• **DATA RECORDS**:
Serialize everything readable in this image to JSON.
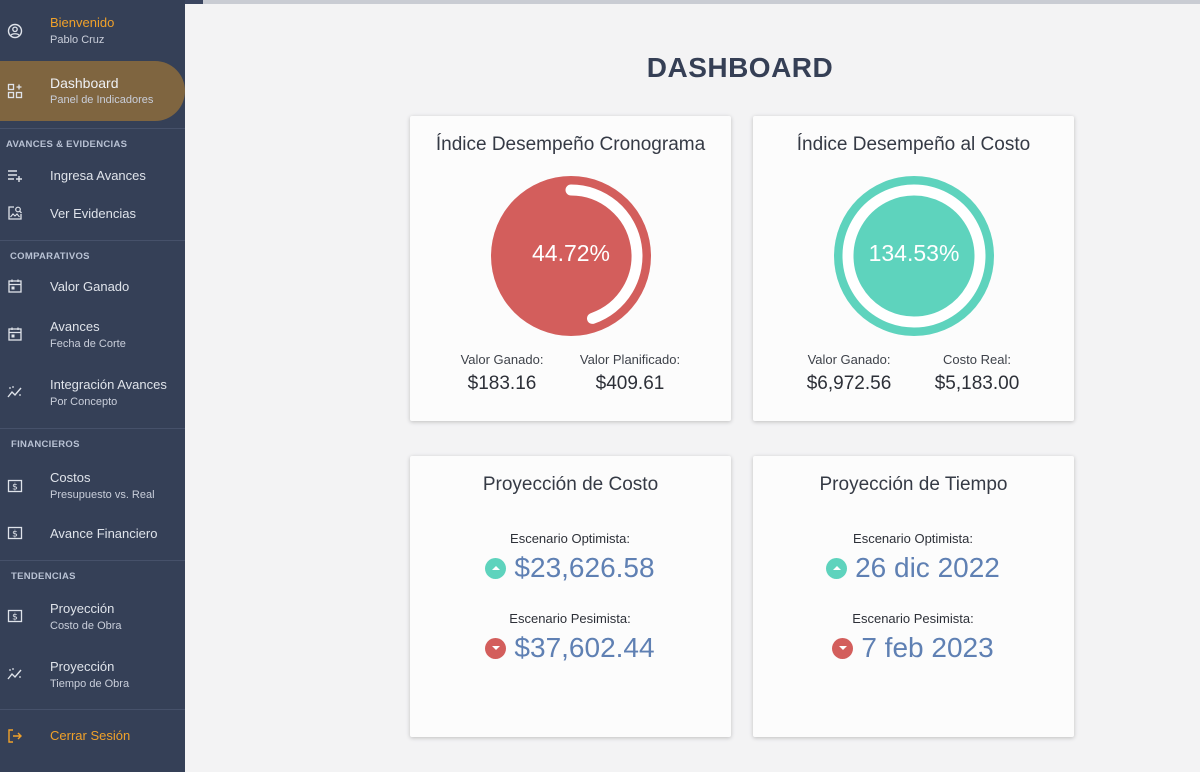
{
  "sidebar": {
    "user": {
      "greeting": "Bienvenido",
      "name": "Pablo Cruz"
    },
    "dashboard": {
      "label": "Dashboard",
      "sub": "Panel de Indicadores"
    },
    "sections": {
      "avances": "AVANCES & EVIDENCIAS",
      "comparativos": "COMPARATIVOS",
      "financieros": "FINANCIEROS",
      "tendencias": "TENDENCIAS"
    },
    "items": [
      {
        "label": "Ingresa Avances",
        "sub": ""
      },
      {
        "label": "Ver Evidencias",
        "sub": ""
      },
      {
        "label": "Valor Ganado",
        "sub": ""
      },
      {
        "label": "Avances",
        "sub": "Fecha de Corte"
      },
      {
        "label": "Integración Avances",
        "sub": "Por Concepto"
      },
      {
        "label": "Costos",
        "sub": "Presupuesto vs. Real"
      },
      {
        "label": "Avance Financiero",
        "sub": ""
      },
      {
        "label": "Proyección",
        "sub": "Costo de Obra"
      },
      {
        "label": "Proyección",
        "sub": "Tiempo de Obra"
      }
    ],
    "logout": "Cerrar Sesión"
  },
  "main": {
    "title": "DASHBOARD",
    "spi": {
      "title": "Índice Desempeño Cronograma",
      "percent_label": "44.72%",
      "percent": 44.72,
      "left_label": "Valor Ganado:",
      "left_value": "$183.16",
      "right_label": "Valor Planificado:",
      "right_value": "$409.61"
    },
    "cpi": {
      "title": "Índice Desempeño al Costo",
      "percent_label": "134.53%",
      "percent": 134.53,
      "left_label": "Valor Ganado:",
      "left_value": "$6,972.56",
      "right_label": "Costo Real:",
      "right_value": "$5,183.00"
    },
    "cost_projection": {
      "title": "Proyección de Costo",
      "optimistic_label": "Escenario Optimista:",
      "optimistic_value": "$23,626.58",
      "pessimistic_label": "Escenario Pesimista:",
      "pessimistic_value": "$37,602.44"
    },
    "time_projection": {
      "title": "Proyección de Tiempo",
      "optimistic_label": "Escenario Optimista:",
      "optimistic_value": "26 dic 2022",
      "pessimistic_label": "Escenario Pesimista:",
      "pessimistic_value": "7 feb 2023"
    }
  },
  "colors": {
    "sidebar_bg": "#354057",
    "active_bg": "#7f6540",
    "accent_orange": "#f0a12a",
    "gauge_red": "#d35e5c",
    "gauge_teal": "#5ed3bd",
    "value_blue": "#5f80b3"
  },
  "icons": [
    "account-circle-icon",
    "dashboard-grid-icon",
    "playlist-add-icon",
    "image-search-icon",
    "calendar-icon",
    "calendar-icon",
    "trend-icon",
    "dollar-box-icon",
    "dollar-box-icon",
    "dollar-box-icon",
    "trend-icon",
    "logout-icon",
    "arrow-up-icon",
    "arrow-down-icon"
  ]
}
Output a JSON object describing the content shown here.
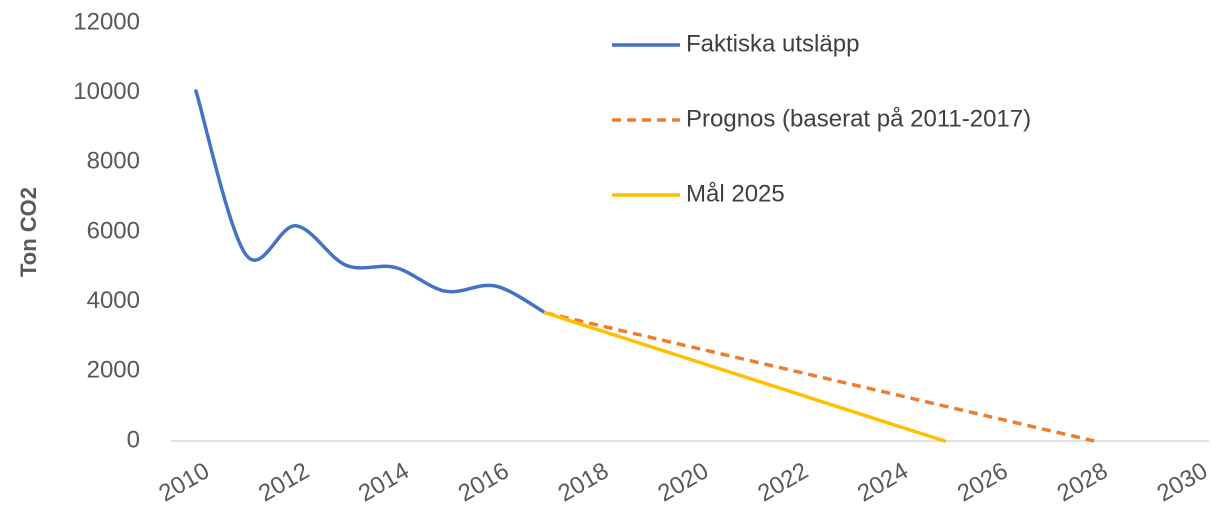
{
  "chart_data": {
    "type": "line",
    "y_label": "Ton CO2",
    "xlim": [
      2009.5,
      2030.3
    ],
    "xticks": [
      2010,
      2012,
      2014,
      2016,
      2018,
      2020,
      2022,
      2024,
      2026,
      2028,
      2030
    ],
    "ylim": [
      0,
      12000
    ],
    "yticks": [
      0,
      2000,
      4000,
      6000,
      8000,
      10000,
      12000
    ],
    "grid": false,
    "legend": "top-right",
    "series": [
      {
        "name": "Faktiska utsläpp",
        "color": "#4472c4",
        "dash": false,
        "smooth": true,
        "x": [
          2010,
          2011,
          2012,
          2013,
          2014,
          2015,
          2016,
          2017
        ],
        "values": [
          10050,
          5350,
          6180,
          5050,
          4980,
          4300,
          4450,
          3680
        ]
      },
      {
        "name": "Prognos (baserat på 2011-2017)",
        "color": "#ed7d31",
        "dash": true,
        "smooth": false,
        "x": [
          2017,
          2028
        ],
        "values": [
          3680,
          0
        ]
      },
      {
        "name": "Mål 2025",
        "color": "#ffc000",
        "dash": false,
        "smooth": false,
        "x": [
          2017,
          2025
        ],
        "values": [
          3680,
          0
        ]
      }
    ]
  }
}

• **STATED PROBLEM**:
Each record must be quoted in full and exactly. Do not include the pictures.

• **RESPONSE TO THIS EXERCISE**:
Serialize everything readable in this image to JSON.
{
  "sidebar": {
    "user": {
      "greeting": "Bienvenido",
      "name": "Pablo Cruz"
    },
    "dashboard": {
      "label": "Dashboard",
      "sub": "Panel de Indicadores"
    },
    "sections": {
      "avances": "AVANCES & EVIDENCIAS",
      "comparativos": "COMPARATIVOS",
      "financieros": "FINANCIEROS",
      "tendencias": "TENDENCIAS"
    },
    "items": [
      {
        "label": "Ingresa Avances",
        "sub": ""
      },
      {
        "label": "Ver Evidencias",
        "sub": ""
      },
      {
        "label": "Valor Ganado",
        "sub": ""
      },
      {
        "label": "Avances",
        "sub": "Fecha de Corte"
      },
      {
        "label": "Integración Avances",
        "sub": "Por Concepto"
      },
      {
        "label": "Costos",
        "sub": "Presupuesto vs. Real"
      },
      {
        "label": "Avance Financiero",
        "sub": ""
      },
      {
        "label": "Proyección",
        "sub": "Costo de Obra"
      },
      {
        "label": "Proyección",
        "sub": "Tiempo de Obra"
      }
    ],
    "logout": "Cerrar Sesión"
  },
  "main": {
    "title": "DASHBOARD",
    "spi": {
      "title": "Índice Desempeño Cronograma",
      "percent_label": "44.72%",
      "percent": 44.72,
      "left_label": "Valor Ganado:",
      "left_value": "$183.16",
      "right_label": "Valor Planificado:",
      "right_value": "$409.61"
    },
    "cpi": {
      "title": "Índice Desempeño al Costo",
      "percent_label": "134.53%",
      "percent": 134.53,
      "left_label": "Valor Ganado:",
      "left_value": "$6,972.56",
      "right_label": "Costo Real:",
      "right_value": "$5,183.00"
    },
    "cost_projection": {
      "title": "Proyección de Costo",
      "optimistic_label": "Escenario Optimista:",
      "optimistic_value": "$23,626.58",
      "pessimistic_label": "Escenario Pesimista:",
      "pessimistic_value": "$37,602.44"
    },
    "time_projection": {
      "title": "Proyección de Tiempo",
      "optimistic_label": "Escenario Optimista:",
      "optimistic_value": "26 dic 2022",
      "pessimistic_label": "Escenario Pesimista:",
      "pessimistic_value": "7 feb 2023"
    }
  },
  "colors": {
    "sidebar_bg": "#354057",
    "active_bg": "#7f6540",
    "accent_orange": "#f0a12a",
    "gauge_red": "#d35e5c",
    "gauge_teal": "#5ed3bd",
    "value_blue": "#5f80b3"
  },
  "icons": [
    "account-circle-icon",
    "dashboard-grid-icon",
    "playlist-add-icon",
    "image-search-icon",
    "calendar-icon",
    "calendar-icon",
    "trend-icon",
    "dollar-box-icon",
    "dollar-box-icon",
    "dollar-box-icon",
    "trend-icon",
    "logout-icon",
    "arrow-up-icon",
    "arrow-down-icon"
  ]
}
Output a JSON object describing the content shown here.
{
  "chart_data": {
    "type": "line",
    "y_label": "Ton CO2",
    "xlim": [
      2009.5,
      2030.3
    ],
    "xticks": [
      2010,
      2012,
      2014,
      2016,
      2018,
      2020,
      2022,
      2024,
      2026,
      2028,
      2030
    ],
    "ylim": [
      0,
      12000
    ],
    "yticks": [
      0,
      2000,
      4000,
      6000,
      8000,
      10000,
      12000
    ],
    "grid": false,
    "legend": "top-right",
    "series": [
      {
        "name": "Faktiska utsläpp",
        "color": "#4472c4",
        "dash": false,
        "smooth": true,
        "x": [
          2010,
          2011,
          2012,
          2013,
          2014,
          2015,
          2016,
          2017
        ],
        "values": [
          10050,
          5350,
          6180,
          5050,
          4980,
          4300,
          4450,
          3680
        ]
      },
      {
        "name": "Prognos (baserat på 2011-2017)",
        "color": "#ed7d31",
        "dash": true,
        "smooth": false,
        "x": [
          2017,
          2028
        ],
        "values": [
          3680,
          0
        ]
      },
      {
        "name": "Mål 2025",
        "color": "#ffc000",
        "dash": false,
        "smooth": false,
        "x": [
          2017,
          2025
        ],
        "values": [
          3680,
          0
        ]
      }
    ]
  }
}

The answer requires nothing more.